#### Information provided

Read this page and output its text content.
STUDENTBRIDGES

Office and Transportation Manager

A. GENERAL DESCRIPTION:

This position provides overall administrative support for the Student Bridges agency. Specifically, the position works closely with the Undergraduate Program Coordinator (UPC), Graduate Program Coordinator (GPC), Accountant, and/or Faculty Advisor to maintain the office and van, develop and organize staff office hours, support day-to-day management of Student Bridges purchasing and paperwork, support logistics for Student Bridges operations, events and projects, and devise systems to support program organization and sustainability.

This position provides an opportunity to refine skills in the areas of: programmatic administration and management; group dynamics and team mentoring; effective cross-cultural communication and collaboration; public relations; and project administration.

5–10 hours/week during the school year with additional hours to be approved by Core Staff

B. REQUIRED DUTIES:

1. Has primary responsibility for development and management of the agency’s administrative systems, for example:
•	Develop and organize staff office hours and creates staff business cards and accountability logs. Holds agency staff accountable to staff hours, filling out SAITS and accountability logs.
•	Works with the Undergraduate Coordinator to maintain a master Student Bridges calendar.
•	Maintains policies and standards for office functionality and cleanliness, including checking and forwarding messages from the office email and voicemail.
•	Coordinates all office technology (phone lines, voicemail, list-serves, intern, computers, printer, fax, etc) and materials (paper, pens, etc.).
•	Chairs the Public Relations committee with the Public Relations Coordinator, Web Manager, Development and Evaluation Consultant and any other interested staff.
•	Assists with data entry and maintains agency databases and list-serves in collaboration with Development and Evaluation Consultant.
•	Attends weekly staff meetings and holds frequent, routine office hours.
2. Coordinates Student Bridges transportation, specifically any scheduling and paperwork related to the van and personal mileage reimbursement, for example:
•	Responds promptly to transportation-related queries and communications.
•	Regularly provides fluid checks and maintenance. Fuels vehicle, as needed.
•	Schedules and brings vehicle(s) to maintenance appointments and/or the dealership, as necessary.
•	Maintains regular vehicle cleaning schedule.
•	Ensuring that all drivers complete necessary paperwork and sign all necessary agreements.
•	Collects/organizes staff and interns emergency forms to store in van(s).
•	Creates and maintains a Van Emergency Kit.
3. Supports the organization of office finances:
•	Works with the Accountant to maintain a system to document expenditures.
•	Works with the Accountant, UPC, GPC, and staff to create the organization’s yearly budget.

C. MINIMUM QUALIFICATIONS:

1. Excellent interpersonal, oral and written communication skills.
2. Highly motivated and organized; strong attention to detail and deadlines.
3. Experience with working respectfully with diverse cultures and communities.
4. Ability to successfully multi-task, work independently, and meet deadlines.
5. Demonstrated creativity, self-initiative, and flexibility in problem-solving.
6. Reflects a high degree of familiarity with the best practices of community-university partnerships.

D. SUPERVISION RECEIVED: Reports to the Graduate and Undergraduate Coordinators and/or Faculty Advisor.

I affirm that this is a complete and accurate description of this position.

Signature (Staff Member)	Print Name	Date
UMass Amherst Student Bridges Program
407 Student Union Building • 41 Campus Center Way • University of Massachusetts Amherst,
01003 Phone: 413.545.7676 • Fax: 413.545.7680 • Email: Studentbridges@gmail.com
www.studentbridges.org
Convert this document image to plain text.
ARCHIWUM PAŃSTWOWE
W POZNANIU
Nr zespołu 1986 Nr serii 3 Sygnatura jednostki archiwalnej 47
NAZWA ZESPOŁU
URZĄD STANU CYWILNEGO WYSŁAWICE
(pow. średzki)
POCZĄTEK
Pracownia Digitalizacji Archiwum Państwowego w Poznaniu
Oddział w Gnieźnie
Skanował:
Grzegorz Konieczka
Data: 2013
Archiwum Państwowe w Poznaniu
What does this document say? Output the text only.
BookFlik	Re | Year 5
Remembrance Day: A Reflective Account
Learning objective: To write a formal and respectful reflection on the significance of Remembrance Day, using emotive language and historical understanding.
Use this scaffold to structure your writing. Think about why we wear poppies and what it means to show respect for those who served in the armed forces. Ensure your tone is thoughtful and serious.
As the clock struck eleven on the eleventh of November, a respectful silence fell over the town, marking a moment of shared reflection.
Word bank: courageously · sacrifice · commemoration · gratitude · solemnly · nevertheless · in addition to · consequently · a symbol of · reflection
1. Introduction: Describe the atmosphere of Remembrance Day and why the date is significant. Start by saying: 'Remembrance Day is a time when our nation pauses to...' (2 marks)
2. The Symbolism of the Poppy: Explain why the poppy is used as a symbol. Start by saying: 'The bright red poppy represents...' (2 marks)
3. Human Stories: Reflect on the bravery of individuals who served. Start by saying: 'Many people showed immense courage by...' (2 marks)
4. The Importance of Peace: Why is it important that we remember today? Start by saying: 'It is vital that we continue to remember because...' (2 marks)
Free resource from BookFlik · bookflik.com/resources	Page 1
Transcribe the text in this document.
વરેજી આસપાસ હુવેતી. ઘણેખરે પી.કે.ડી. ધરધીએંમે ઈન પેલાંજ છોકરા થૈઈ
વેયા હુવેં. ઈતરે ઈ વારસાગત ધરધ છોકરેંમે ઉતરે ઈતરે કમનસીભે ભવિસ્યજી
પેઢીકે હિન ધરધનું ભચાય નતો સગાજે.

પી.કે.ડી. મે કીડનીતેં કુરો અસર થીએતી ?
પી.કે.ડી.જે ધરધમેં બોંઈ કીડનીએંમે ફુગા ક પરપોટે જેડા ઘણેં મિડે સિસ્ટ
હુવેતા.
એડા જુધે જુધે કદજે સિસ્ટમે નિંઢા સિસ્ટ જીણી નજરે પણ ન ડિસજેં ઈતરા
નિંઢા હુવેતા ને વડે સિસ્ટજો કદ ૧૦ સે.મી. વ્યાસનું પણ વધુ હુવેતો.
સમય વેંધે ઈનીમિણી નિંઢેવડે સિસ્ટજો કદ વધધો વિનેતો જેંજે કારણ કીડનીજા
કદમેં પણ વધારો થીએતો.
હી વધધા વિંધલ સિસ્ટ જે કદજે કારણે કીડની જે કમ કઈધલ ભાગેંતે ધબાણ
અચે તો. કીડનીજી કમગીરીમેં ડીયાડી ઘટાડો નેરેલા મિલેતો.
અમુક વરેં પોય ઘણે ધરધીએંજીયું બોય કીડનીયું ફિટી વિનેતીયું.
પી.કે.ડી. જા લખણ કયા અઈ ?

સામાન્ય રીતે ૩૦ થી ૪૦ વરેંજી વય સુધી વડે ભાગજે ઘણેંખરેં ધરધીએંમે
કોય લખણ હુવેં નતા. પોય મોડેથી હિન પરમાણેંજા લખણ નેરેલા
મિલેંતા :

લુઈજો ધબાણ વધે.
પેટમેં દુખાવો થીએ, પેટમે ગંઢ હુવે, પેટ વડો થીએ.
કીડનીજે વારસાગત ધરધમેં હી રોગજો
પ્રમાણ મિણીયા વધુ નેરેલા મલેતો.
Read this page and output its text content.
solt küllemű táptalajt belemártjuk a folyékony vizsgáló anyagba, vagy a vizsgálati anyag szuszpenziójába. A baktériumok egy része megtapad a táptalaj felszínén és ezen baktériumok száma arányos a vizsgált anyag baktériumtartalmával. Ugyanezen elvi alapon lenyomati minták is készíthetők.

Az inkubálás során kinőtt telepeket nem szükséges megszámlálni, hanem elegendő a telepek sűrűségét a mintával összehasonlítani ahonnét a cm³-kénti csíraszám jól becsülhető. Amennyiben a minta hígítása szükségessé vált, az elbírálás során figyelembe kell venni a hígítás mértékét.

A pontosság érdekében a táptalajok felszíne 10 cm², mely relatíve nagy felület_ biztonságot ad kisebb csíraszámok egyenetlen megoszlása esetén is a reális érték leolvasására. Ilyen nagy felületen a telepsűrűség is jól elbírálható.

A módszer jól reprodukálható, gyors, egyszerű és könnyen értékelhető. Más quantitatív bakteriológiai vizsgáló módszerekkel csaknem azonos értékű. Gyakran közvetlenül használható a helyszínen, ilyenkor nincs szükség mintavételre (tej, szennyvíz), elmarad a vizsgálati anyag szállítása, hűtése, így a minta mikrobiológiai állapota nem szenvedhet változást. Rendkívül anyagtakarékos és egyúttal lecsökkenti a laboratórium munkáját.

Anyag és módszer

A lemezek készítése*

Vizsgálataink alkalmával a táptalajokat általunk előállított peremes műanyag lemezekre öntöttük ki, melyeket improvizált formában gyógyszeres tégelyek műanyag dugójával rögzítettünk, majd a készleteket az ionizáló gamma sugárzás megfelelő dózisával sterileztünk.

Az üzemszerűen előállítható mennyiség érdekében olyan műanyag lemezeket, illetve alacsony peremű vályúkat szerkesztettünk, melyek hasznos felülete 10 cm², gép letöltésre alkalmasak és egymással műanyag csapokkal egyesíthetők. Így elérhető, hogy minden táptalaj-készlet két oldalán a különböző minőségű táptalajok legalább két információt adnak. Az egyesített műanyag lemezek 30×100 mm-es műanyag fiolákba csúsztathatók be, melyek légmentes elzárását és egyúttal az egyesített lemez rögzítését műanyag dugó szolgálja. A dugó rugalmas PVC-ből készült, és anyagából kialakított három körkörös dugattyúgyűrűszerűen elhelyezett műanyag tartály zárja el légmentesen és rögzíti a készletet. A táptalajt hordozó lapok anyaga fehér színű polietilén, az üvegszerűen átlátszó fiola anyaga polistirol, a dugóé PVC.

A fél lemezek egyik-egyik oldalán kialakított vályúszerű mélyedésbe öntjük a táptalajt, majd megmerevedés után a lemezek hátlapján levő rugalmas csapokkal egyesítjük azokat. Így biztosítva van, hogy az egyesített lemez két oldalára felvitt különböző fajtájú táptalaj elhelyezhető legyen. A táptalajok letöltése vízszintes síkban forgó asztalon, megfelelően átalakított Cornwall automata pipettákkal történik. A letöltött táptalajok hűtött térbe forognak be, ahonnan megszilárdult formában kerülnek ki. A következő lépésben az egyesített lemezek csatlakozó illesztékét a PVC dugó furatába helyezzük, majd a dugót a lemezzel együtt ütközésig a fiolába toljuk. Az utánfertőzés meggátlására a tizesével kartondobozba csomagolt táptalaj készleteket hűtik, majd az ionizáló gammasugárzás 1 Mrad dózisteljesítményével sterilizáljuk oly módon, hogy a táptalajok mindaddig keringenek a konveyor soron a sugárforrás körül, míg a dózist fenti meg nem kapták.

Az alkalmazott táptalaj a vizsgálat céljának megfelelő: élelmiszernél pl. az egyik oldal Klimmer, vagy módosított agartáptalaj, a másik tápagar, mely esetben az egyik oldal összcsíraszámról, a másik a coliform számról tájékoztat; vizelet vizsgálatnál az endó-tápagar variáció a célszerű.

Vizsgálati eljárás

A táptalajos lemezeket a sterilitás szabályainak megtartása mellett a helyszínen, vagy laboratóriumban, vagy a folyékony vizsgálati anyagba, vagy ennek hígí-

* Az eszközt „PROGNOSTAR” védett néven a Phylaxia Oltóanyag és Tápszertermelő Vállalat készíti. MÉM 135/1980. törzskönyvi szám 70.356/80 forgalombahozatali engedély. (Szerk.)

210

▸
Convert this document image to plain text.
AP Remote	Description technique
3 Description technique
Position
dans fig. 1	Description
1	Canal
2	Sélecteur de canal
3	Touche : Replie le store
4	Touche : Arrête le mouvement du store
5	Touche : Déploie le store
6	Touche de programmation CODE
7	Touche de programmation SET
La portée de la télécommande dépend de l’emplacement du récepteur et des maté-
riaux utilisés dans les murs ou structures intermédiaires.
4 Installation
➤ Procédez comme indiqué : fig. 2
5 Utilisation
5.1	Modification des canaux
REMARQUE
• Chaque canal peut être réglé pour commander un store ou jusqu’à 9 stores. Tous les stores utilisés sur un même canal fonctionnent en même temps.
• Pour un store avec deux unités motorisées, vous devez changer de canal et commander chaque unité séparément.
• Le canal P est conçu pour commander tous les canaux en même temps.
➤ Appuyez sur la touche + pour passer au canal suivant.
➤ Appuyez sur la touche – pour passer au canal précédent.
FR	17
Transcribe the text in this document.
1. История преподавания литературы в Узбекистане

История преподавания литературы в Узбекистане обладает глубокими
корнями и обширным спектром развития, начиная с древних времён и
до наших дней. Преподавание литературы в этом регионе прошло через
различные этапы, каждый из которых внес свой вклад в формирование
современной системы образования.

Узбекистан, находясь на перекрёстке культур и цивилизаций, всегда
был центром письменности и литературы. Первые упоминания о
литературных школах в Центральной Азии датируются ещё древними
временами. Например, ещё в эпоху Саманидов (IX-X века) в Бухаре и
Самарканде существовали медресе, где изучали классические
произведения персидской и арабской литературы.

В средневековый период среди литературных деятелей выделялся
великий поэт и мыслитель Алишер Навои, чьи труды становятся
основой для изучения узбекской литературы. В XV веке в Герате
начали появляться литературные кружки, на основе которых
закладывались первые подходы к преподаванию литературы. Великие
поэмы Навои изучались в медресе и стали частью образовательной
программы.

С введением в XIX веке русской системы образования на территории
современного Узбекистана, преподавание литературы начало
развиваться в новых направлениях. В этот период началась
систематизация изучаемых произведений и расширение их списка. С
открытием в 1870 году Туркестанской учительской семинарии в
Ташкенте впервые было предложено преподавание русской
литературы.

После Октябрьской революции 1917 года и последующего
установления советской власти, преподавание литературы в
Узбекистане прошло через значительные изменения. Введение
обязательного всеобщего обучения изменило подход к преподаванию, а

########

Exercise:
State how many lines of the listing include the word "которых". Reply with the number alone.

Result for this exercise:
2